- [Exercise brief] Each line below that contains "this" counts once; report the total and nothing more.

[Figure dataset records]
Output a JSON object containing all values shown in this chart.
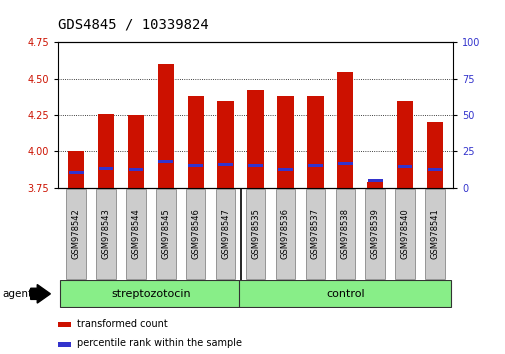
{
  "title": "GDS4845 / 10339824",
  "samples": [
    "GSM978542",
    "GSM978543",
    "GSM978544",
    "GSM978545",
    "GSM978546",
    "GSM978547",
    "GSM978535",
    "GSM978536",
    "GSM978537",
    "GSM978538",
    "GSM978539",
    "GSM978540",
    "GSM978541"
  ],
  "red_values": [
    4.0,
    4.26,
    4.25,
    4.6,
    4.38,
    4.35,
    4.42,
    4.38,
    4.38,
    4.55,
    3.79,
    4.35,
    4.2
  ],
  "blue_values": [
    3.855,
    3.882,
    3.875,
    3.93,
    3.9,
    3.91,
    3.9,
    3.872,
    3.9,
    3.918,
    3.8,
    3.898,
    3.872
  ],
  "baseline": 3.75,
  "ylim_left": [
    3.75,
    4.75
  ],
  "ylim_right": [
    0,
    100
  ],
  "yticks_left": [
    3.75,
    4.0,
    4.25,
    4.5,
    4.75
  ],
  "yticks_right": [
    0,
    25,
    50,
    75,
    100
  ],
  "red_color": "#cc1100",
  "blue_color": "#3333cc",
  "strep_label": "streptozotocin",
  "control_label": "control",
  "agent_label": "agent",
  "strep_indices": [
    0,
    1,
    2,
    3,
    4,
    5
  ],
  "control_indices": [
    6,
    7,
    8,
    9,
    10,
    11,
    12
  ],
  "legend1": "transformed count",
  "legend2": "percentile rank within the sample",
  "bar_width": 0.55,
  "group_bg_color": "#88ee88",
  "sample_bg_color": "#cccccc",
  "title_fontsize": 10,
  "tick_label_fontsize": 7,
  "group_border_color": "#333333"
}
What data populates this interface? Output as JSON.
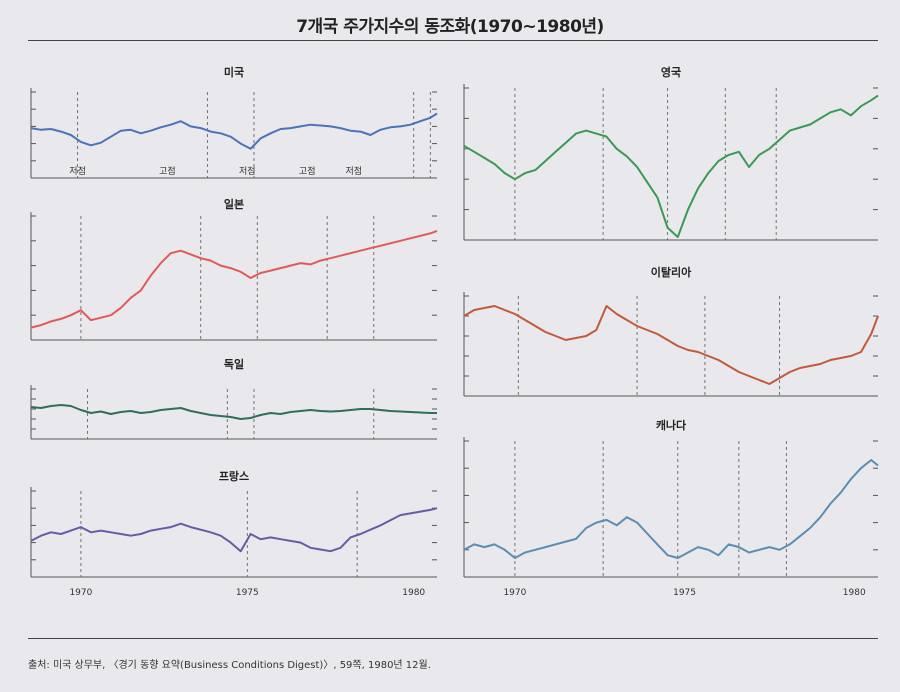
{
  "title": "7개국 주가지수의 동조화(1970~1980년)",
  "source": "출처: 미국 상무부, 〈경기 동향 요약(Business Conditions Digest)〉, 59쪽, 1980년 12월.",
  "colors": {
    "us": "#4c72b8",
    "japan": "#e05a5a",
    "germany": "#2f6e5a",
    "france": "#6a5aa6",
    "uk": "#3a9a55",
    "italy": "#c25a3a",
    "canada": "#5b8eb0"
  },
  "chart_data": [
    {
      "type": "line",
      "title": "미국",
      "x_range": [
        1968.5,
        1980.7
      ],
      "recession_lines": [
        1969.9,
        1973.8,
        1975.2,
        1980.0,
        1980.5,
        1981.0
      ],
      "phase_annotations": [
        {
          "x": 1969.9,
          "text": "저점"
        },
        {
          "x": 1972.6,
          "text": "고점"
        },
        {
          "x": 1975.0,
          "text": "저점"
        },
        {
          "x": 1976.8,
          "text": "고점"
        },
        {
          "x": 1978.2,
          "text": "저점"
        }
      ],
      "series": [
        {
          "x": [
            1968.5,
            1968.8,
            1969.1,
            1969.4,
            1969.7,
            1970.0,
            1970.3,
            1970.6,
            1970.9,
            1971.2,
            1971.5,
            1971.8,
            1972.1,
            1972.4,
            1972.7,
            1973.0,
            1973.3,
            1973.6,
            1973.9,
            1974.2,
            1974.5,
            1974.8,
            1975.1,
            1975.4,
            1975.7,
            1976.0,
            1976.3,
            1976.6,
            1976.9,
            1977.2,
            1977.5,
            1977.8,
            1978.1,
            1978.4,
            1978.7,
            1979.0,
            1979.3,
            1979.6,
            1979.9,
            1980.2,
            1980.5,
            1980.7
          ],
          "y": [
            58,
            56,
            57,
            54,
            50,
            42,
            38,
            41,
            48,
            55,
            56,
            52,
            55,
            59,
            62,
            66,
            60,
            58,
            54,
            52,
            48,
            40,
            34,
            46,
            52,
            57,
            58,
            60,
            62,
            61,
            60,
            58,
            55,
            54,
            50,
            56,
            59,
            60,
            62,
            66,
            70,
            75
          ]
        }
      ]
    },
    {
      "type": "line",
      "title": "일본",
      "x_range": [
        1968.5,
        1980.7
      ],
      "recession_lines": [
        1970.0,
        1973.6,
        1975.3,
        1977.4,
        1978.8
      ],
      "series": [
        {
          "x": [
            1968.5,
            1968.8,
            1969.1,
            1969.4,
            1969.7,
            1970.0,
            1970.3,
            1970.6,
            1970.9,
            1971.2,
            1971.5,
            1971.8,
            1972.1,
            1972.4,
            1972.7,
            1973.0,
            1973.3,
            1973.6,
            1973.9,
            1974.2,
            1974.5,
            1974.8,
            1975.1,
            1975.4,
            1975.7,
            1976.0,
            1976.3,
            1976.6,
            1976.9,
            1977.2,
            1977.5,
            1977.8,
            1978.1,
            1978.4,
            1978.7,
            1979.0,
            1979.3,
            1979.6,
            1979.9,
            1980.2,
            1980.5,
            1980.7
          ],
          "y": [
            10,
            12,
            15,
            17,
            20,
            24,
            16,
            18,
            20,
            26,
            34,
            40,
            52,
            62,
            70,
            72,
            69,
            66,
            64,
            60,
            58,
            55,
            50,
            54,
            56,
            58,
            60,
            62,
            61,
            64,
            66,
            68,
            70,
            72,
            74,
            76,
            78,
            80,
            82,
            84,
            86,
            88
          ]
        }
      ]
    },
    {
      "type": "line",
      "title": "독일",
      "x_range": [
        1968.5,
        1980.7
      ],
      "recession_lines": [
        1970.2,
        1974.4,
        1975.2,
        1978.8
      ],
      "series": [
        {
          "x": [
            1968.5,
            1968.8,
            1969.1,
            1969.4,
            1969.7,
            1970.0,
            1970.3,
            1970.6,
            1970.9,
            1971.2,
            1971.5,
            1971.8,
            1972.1,
            1972.4,
            1972.7,
            1973.0,
            1973.3,
            1973.6,
            1973.9,
            1974.2,
            1974.5,
            1974.8,
            1975.1,
            1975.4,
            1975.7,
            1976.0,
            1976.3,
            1976.6,
            1976.9,
            1977.2,
            1977.5,
            1977.8,
            1978.1,
            1978.4,
            1978.7,
            1979.0,
            1979.3,
            1979.6,
            1979.9,
            1980.2,
            1980.5,
            1980.7
          ],
          "y": [
            64,
            62,
            66,
            68,
            66,
            58,
            52,
            55,
            50,
            54,
            56,
            52,
            54,
            58,
            60,
            62,
            56,
            52,
            48,
            46,
            44,
            40,
            42,
            48,
            52,
            50,
            54,
            56,
            58,
            56,
            55,
            56,
            58,
            60,
            60,
            58,
            56,
            55,
            54,
            53,
            52,
            52
          ]
        }
      ]
    },
    {
      "type": "line",
      "title": "프랑스",
      "x_range": [
        1968.5,
        1980.7
      ],
      "recession_lines": [
        1970.0,
        1975.0,
        1978.3
      ],
      "series": [
        {
          "x": [
            1968.5,
            1968.8,
            1969.1,
            1969.4,
            1969.7,
            1970.0,
            1970.3,
            1970.6,
            1970.9,
            1971.2,
            1971.5,
            1971.8,
            1972.1,
            1972.4,
            1972.7,
            1973.0,
            1973.3,
            1973.6,
            1973.9,
            1974.2,
            1974.5,
            1974.8,
            1975.1,
            1975.4,
            1975.7,
            1976.0,
            1976.3,
            1976.6,
            1976.9,
            1977.2,
            1977.5,
            1977.8,
            1978.1,
            1978.4,
            1978.7,
            1979.0,
            1979.3,
            1979.6,
            1979.9,
            1980.2,
            1980.5,
            1980.7
          ],
          "y": [
            42,
            48,
            52,
            50,
            54,
            58,
            52,
            54,
            52,
            50,
            48,
            50,
            54,
            56,
            58,
            62,
            58,
            55,
            52,
            48,
            40,
            30,
            50,
            44,
            46,
            44,
            42,
            40,
            34,
            32,
            30,
            34,
            46,
            50,
            55,
            60,
            66,
            72,
            74,
            76,
            78,
            80
          ]
        }
      ]
    },
    {
      "type": "line",
      "title": "영국",
      "x_range": [
        1968.5,
        1980.7
      ],
      "recession_lines": [
        1970.0,
        1972.6,
        1974.5,
        1976.2,
        1977.7
      ],
      "series": [
        {
          "x": [
            1968.5,
            1968.8,
            1969.1,
            1969.4,
            1969.7,
            1970.0,
            1970.3,
            1970.6,
            1970.9,
            1971.2,
            1971.5,
            1971.8,
            1972.1,
            1972.4,
            1972.7,
            1973.0,
            1973.3,
            1973.6,
            1973.9,
            1974.2,
            1974.5,
            1974.8,
            1975.1,
            1975.4,
            1975.7,
            1976.0,
            1976.3,
            1976.6,
            1976.9,
            1977.2,
            1977.5,
            1977.8,
            1978.1,
            1978.4,
            1978.7,
            1979.0,
            1979.3,
            1979.6,
            1979.9,
            1980.2,
            1980.5,
            1980.7
          ],
          "y": [
            62,
            58,
            54,
            50,
            44,
            40,
            44,
            46,
            52,
            58,
            64,
            70,
            72,
            70,
            68,
            60,
            55,
            48,
            38,
            28,
            8,
            2,
            20,
            34,
            44,
            52,
            56,
            58,
            48,
            56,
            60,
            66,
            72,
            74,
            76,
            80,
            84,
            86,
            82,
            88,
            92,
            95
          ]
        }
      ]
    },
    {
      "type": "line",
      "title": "이탈리아",
      "x_range": [
        1968.5,
        1980.7
      ],
      "recession_lines": [
        1970.1,
        1973.6,
        1975.6,
        1977.8
      ],
      "series": [
        {
          "x": [
            1968.5,
            1968.8,
            1969.1,
            1969.4,
            1969.7,
            1970.0,
            1970.3,
            1970.6,
            1970.9,
            1971.2,
            1971.5,
            1971.8,
            1972.1,
            1972.4,
            1972.7,
            1973.0,
            1973.3,
            1973.6,
            1973.9,
            1974.2,
            1974.5,
            1974.8,
            1975.1,
            1975.4,
            1975.7,
            1976.0,
            1976.3,
            1976.6,
            1976.9,
            1977.2,
            1977.5,
            1977.8,
            1978.1,
            1978.4,
            1978.7,
            1979.0,
            1979.3,
            1979.6,
            1979.9,
            1980.2,
            1980.5,
            1980.7
          ],
          "y": [
            80,
            86,
            88,
            90,
            86,
            82,
            76,
            70,
            64,
            60,
            56,
            58,
            60,
            66,
            90,
            82,
            76,
            70,
            66,
            62,
            56,
            50,
            46,
            44,
            40,
            36,
            30,
            24,
            20,
            16,
            12,
            18,
            24,
            28,
            30,
            32,
            36,
            38,
            40,
            44,
            62,
            80
          ]
        }
      ]
    },
    {
      "type": "line",
      "title": "캐나다",
      "x_range": [
        1968.5,
        1980.7
      ],
      "recession_lines": [
        1970.0,
        1972.6,
        1974.8,
        1976.6,
        1978.0
      ],
      "series": [
        {
          "x": [
            1968.5,
            1968.8,
            1969.1,
            1969.4,
            1969.7,
            1970.0,
            1970.3,
            1970.6,
            1970.9,
            1971.2,
            1971.5,
            1971.8,
            1972.1,
            1972.4,
            1972.7,
            1973.0,
            1973.3,
            1973.6,
            1973.9,
            1974.2,
            1974.5,
            1974.8,
            1975.1,
            1975.4,
            1975.7,
            1976.0,
            1976.3,
            1976.6,
            1976.9,
            1977.2,
            1977.5,
            1977.8,
            1978.1,
            1978.4,
            1978.7,
            1979.0,
            1979.3,
            1979.6,
            1979.9,
            1980.2,
            1980.5,
            1980.7
          ],
          "y": [
            20,
            24,
            22,
            24,
            20,
            14,
            18,
            20,
            22,
            24,
            26,
            28,
            36,
            40,
            42,
            38,
            44,
            40,
            32,
            24,
            16,
            14,
            18,
            22,
            20,
            16,
            24,
            22,
            18,
            20,
            22,
            20,
            24,
            30,
            36,
            44,
            54,
            62,
            72,
            80,
            86,
            82
          ]
        }
      ]
    }
  ],
  "year_ticks": {
    "values": [
      1970,
      1975,
      1980
    ],
    "labels": [
      "1970",
      "1975",
      "1980"
    ]
  }
}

- [Final result] 2